## BEGIN
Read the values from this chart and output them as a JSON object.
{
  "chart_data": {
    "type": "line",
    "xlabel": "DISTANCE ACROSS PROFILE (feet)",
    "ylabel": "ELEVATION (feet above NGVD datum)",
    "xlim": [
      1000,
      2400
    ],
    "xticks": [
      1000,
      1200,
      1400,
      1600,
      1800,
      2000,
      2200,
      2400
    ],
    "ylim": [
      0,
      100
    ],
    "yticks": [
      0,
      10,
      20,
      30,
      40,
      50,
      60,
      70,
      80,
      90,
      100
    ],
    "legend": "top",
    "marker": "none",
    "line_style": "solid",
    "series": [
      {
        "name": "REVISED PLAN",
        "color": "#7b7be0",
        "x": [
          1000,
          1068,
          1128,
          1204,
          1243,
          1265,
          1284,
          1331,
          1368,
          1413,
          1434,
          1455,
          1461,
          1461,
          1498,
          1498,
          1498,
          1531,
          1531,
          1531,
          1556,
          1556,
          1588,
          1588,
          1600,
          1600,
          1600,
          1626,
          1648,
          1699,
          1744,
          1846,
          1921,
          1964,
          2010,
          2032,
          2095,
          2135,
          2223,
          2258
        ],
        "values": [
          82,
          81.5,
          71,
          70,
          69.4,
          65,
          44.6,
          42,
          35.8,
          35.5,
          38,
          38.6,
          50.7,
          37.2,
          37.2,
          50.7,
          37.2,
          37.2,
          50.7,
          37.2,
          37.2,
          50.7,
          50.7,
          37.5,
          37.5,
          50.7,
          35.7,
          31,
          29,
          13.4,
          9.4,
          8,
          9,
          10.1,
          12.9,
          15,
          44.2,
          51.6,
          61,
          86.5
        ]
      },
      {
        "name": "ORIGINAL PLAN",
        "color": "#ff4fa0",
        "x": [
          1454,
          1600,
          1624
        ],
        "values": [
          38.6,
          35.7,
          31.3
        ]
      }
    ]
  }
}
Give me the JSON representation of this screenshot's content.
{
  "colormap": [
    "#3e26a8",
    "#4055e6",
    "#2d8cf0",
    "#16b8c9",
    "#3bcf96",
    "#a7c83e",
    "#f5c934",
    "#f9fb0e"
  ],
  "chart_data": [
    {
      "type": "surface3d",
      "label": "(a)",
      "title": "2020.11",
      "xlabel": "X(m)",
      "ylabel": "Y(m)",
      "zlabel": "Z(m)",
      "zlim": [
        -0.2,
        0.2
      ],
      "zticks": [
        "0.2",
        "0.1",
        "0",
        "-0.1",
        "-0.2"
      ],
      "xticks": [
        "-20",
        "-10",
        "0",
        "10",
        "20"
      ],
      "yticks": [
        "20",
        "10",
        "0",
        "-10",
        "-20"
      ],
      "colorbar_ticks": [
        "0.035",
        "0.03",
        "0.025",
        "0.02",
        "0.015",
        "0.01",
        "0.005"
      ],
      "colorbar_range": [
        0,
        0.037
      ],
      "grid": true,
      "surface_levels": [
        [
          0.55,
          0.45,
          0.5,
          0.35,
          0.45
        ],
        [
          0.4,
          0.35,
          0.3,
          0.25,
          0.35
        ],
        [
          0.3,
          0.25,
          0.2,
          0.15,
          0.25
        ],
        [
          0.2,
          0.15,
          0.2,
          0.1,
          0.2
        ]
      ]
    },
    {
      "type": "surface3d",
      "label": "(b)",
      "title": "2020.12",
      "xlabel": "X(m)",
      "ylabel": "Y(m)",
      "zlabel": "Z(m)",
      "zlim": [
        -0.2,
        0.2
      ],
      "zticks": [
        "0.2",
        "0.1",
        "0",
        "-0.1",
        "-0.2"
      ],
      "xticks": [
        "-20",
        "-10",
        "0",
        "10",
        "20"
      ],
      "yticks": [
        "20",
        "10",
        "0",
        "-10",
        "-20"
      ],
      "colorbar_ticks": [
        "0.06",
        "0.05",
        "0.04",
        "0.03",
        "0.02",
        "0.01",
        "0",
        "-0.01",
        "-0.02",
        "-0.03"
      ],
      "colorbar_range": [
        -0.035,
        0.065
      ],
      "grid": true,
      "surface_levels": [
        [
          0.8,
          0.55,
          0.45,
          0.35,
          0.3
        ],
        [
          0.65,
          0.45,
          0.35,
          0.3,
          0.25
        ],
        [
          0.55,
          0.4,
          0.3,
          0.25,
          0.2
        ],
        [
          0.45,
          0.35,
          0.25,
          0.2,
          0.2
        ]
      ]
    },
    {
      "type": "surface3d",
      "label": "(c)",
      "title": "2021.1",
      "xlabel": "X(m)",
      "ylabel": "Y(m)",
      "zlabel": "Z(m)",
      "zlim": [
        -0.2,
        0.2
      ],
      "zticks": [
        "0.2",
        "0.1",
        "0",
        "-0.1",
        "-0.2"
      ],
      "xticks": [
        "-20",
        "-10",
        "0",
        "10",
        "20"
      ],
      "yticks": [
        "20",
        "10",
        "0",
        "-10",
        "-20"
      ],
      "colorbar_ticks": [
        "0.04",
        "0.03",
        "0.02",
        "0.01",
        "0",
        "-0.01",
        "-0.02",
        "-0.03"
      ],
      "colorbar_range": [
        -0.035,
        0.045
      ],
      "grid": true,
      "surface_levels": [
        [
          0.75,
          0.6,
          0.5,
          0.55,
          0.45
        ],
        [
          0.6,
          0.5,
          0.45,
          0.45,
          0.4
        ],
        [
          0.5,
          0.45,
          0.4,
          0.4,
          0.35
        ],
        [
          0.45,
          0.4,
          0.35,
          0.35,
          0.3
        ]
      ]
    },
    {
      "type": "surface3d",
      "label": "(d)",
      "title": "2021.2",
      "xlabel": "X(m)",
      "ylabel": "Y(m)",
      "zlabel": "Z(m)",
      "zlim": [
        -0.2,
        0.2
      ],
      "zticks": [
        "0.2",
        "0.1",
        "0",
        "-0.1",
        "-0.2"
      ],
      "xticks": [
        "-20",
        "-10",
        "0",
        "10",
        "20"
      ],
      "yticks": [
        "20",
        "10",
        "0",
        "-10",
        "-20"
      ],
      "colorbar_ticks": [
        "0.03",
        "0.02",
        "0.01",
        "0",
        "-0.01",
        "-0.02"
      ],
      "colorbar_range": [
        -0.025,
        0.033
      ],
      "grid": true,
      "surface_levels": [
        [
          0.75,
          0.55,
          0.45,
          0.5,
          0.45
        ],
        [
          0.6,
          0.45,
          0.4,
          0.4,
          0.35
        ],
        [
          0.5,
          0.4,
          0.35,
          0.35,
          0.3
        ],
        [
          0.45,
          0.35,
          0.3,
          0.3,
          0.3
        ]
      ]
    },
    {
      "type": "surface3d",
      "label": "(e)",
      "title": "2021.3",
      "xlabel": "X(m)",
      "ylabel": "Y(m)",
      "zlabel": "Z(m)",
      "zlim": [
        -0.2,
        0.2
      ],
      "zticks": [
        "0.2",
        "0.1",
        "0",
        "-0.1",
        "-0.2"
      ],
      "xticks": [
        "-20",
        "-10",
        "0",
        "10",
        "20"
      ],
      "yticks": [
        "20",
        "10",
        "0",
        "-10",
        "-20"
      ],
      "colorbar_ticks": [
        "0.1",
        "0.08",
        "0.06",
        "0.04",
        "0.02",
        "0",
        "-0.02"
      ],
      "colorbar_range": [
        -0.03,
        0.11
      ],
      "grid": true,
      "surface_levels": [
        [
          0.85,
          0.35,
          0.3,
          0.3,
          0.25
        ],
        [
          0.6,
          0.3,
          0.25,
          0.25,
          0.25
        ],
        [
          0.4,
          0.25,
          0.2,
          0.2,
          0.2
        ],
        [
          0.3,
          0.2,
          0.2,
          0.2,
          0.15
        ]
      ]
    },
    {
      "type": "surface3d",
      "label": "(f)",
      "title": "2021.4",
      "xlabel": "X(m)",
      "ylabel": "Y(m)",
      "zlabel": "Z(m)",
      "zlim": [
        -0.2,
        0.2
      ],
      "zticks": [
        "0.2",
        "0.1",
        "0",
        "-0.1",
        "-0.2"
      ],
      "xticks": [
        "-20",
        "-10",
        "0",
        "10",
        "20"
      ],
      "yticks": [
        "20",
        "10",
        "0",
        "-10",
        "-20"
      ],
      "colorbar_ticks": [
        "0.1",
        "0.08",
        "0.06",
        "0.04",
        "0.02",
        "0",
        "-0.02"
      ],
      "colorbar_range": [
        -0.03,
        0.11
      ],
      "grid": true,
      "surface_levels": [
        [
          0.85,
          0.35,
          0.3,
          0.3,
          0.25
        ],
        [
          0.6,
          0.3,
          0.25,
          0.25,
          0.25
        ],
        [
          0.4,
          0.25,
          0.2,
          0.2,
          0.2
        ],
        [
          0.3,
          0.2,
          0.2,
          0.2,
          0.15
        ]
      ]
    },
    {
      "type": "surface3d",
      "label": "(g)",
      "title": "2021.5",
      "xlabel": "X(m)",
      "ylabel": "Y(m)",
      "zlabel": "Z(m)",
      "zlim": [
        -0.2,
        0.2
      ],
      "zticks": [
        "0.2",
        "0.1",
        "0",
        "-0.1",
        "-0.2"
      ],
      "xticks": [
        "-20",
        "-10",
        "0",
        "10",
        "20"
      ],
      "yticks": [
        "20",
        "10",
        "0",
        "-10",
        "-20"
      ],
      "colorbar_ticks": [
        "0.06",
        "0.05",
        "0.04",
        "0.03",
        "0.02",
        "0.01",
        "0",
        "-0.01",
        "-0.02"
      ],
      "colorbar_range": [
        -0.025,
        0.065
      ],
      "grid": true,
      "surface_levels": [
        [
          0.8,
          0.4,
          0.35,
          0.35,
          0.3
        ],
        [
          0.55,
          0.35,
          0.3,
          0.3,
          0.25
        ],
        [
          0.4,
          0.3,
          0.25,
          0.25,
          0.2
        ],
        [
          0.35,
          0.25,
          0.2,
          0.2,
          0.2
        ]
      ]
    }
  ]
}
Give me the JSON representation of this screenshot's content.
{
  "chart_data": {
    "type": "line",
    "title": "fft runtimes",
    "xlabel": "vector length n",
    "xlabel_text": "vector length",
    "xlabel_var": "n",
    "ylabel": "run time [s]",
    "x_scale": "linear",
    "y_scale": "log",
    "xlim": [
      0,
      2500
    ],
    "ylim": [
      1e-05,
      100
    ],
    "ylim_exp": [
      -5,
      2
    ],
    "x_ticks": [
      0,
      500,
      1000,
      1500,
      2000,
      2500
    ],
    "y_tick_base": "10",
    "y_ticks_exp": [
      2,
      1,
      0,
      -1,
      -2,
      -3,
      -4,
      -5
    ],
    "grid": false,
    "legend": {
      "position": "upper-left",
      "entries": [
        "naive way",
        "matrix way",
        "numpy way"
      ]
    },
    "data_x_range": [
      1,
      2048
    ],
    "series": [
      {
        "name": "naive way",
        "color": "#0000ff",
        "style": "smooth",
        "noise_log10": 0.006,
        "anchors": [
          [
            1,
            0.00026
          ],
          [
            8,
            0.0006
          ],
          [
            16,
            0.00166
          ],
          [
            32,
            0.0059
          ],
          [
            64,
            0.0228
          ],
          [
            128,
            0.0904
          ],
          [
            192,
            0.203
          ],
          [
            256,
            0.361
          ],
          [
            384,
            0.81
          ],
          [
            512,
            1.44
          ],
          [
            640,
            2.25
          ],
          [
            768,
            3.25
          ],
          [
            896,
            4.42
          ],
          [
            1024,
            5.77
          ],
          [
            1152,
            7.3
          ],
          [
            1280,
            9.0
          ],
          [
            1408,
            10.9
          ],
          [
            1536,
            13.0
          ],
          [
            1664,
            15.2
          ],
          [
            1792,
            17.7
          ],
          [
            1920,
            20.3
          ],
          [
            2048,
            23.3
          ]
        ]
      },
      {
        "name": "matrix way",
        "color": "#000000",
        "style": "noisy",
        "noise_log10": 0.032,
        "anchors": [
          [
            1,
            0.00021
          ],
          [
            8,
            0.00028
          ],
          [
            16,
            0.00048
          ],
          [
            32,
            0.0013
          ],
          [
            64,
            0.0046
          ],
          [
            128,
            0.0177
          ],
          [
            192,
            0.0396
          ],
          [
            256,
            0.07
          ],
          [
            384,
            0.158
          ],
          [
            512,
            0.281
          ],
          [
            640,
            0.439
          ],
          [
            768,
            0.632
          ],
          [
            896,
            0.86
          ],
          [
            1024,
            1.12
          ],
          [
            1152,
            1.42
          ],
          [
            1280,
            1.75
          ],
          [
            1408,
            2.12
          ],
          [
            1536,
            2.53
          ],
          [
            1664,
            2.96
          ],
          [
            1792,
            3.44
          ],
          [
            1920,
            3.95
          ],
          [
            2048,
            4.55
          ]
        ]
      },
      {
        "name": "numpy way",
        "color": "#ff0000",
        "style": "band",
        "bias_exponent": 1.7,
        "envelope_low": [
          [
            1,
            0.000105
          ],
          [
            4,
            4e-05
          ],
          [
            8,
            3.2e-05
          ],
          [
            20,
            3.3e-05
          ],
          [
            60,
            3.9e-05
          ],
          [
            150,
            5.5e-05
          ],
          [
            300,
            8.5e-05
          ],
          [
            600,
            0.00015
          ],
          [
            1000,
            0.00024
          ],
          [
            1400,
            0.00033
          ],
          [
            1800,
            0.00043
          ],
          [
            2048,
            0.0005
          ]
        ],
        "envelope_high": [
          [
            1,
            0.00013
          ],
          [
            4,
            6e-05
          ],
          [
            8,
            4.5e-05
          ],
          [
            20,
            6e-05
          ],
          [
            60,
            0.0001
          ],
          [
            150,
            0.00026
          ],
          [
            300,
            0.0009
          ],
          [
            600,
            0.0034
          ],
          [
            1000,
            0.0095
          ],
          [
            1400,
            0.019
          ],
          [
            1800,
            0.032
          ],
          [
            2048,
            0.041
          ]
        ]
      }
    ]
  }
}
## END
● **What is being asked**
Show the lines of the data that hold the word "name".

● **The completed task**
        "name": "REVISED PLAN",
        "name": "ORIGINAL PLAN",
        "name": "naive way",
        "name": "matrix way",
        "name": "numpy way",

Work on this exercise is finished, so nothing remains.